* BEGIN EXTRACTED ENTRIES *

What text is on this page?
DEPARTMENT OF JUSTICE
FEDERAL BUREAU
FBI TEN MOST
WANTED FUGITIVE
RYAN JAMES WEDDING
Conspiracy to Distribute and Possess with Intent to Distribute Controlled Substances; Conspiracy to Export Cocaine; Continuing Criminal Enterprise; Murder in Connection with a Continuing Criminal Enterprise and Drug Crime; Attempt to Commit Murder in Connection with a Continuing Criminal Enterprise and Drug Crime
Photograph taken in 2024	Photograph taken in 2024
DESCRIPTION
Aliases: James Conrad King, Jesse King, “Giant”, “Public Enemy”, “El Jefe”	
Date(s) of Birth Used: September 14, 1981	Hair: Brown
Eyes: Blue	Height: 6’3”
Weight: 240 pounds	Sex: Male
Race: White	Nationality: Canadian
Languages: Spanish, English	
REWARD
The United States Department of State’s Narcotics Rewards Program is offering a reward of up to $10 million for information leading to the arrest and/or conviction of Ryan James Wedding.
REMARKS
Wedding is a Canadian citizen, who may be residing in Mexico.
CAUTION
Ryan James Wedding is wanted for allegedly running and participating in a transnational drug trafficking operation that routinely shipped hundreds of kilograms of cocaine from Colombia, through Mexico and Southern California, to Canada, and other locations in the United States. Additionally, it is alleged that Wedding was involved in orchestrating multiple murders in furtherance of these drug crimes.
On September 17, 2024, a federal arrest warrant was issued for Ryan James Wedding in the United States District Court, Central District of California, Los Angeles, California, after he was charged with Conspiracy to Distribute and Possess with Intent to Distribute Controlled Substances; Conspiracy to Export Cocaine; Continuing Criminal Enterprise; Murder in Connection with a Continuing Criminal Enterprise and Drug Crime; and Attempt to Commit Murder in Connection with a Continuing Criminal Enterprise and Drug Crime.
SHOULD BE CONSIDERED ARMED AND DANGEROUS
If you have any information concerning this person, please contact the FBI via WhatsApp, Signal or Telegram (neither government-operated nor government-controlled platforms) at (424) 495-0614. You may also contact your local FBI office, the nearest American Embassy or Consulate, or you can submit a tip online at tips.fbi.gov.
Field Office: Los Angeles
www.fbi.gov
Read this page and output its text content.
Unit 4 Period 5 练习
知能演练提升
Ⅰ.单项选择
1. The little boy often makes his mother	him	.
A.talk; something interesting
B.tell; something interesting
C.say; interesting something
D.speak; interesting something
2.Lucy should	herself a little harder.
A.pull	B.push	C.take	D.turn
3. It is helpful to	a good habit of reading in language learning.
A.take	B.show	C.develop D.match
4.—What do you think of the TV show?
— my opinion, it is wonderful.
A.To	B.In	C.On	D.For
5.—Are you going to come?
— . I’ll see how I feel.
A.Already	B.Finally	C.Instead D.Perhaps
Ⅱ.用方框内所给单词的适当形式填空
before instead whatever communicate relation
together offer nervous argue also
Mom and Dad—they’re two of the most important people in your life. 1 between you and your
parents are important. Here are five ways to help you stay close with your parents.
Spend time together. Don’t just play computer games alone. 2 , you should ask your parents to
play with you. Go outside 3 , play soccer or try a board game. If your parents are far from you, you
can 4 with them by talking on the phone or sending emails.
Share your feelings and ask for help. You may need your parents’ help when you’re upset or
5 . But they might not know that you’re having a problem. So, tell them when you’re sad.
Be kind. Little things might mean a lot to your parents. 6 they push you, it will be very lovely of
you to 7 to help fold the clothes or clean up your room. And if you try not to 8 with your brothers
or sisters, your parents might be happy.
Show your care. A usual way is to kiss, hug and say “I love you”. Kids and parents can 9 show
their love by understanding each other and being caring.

* END EXTRACTED ENTRIES *

* _WRITTEN REQUEST_:
The whole listing above needs to be written out again exactly.

* _FULL RESPONSE_:
What text is on this page?
DEPARTMENT OF JUSTICE
FEDERAL BUREAU
FBI TEN MOST
WANTED FUGITIVE
RYAN JAMES WEDDING
Conspiracy to Distribute and Possess with Intent to Distribute Controlled Substances; Conspiracy to Export Cocaine; Continuing Criminal Enterprise; Murder in Connection with a Continuing Criminal Enterprise and Drug Crime; Attempt to Commit Murder in Connection with a Continuing Criminal Enterprise and Drug Crime
Photograph taken in 2024	Photograph taken in 2024
DESCRIPTION
Aliases: James Conrad King, Jesse King, “Giant”, “Public Enemy”, “El Jefe”	
Date(s) of Birth Used: September 14, 1981	Hair: Brown
Eyes: Blue	Height: 6’3”
Weight: 240 pounds	Sex: Male
Race: White	Nationality: Canadian
Languages: Spanish, English	
REWARD
The United States Department of State’s Narcotics Rewards Program is offering a reward of up to $10 million for information leading to the arrest and/or conviction of Ryan James Wedding.
REMARKS
Wedding is a Canadian citizen, who may be residing in Mexico.
CAUTION
Ryan James Wedding is wanted for allegedly running and participating in a transnational drug trafficking operation that routinely shipped hundreds of kilograms of cocaine from Colombia, through Mexico and Southern California, to Canada, and other locations in the United States. Additionally, it is alleged that Wedding was involved in orchestrating multiple murders in furtherance of these drug crimes.
On September 17, 2024, a federal arrest warrant was issued for Ryan James Wedding in the United States District Court, Central District of California, Los Angeles, California, after he was charged with Conspiracy to Distribute and Possess with Intent to Distribute Controlled Substances; Conspiracy to Export Cocaine; Continuing Criminal Enterprise; Murder in Connection with a Continuing Criminal Enterprise and Drug Crime; and Attempt to Commit Murder in Connection with a Continuing Criminal Enterprise and Drug Crime.
SHOULD BE CONSIDERED ARMED AND DANGEROUS
If you have any information concerning this person, please contact the FBI via WhatsApp, Signal or Telegram (neither government-operated nor government-controlled platforms) at (424) 495-0614. You may also contact your local FBI office, the nearest American Embassy or Consulate, or you can submit a tip online at tips.fbi.gov.
Field Office: Los Angeles
www.fbi.gov
Read this page and output its text content.
Unit 4 Period 5 练习
知能演练提升
Ⅰ.单项选择
1. The little boy often makes his mother	him	.
A.talk; something interesting
B.tell; something interesting
C.say; interesting something
D.speak; interesting something
2.Lucy should	herself a little harder.
A.pull	B.push	C.take	D.turn
3. It is helpful to	a good habit of reading in language learning.
A.take	B.show	C.develop D.match
4.—What do you think of the TV show?
— my opinion, it is wonderful.
A.To	B.In	C.On	D.For
5.—Are you going to come?
— . I’ll see how I feel.
A.Already	B.Finally	C.Instead D.Perhaps
Ⅱ.用方框内所给单词的适当形式填空
before instead whatever communicate relation
together offer nervous argue also
Mom and Dad—they’re two of the most important people in your life. 1 between you and your
parents are important. Here are five ways to help you stay close with your parents.
Spend time together. Don’t just play computer games alone. 2 , you should ask your parents to
play with you. Go outside 3 , play soccer or try a board game. If your parents are far from you, you
can 4 with them by talking on the phone or sending emails.
Share your feelings and ask for help. You may need your parents’ help when you’re upset or
5 . But they might not know that you’re having a problem. So, tell them when you’re sad.
Be kind. Little things might mean a lot to your parents. 6 they push you, it will be very lovely of
you to 7 to help fold the clothes or clean up your room. And if you try not to 8 with your brothers
or sisters, your parents might be happy.
Show your care. A usual way is to kiss, hug and say “I love you”. Kids and parents can 9 show
their love by understanding each other and being caring.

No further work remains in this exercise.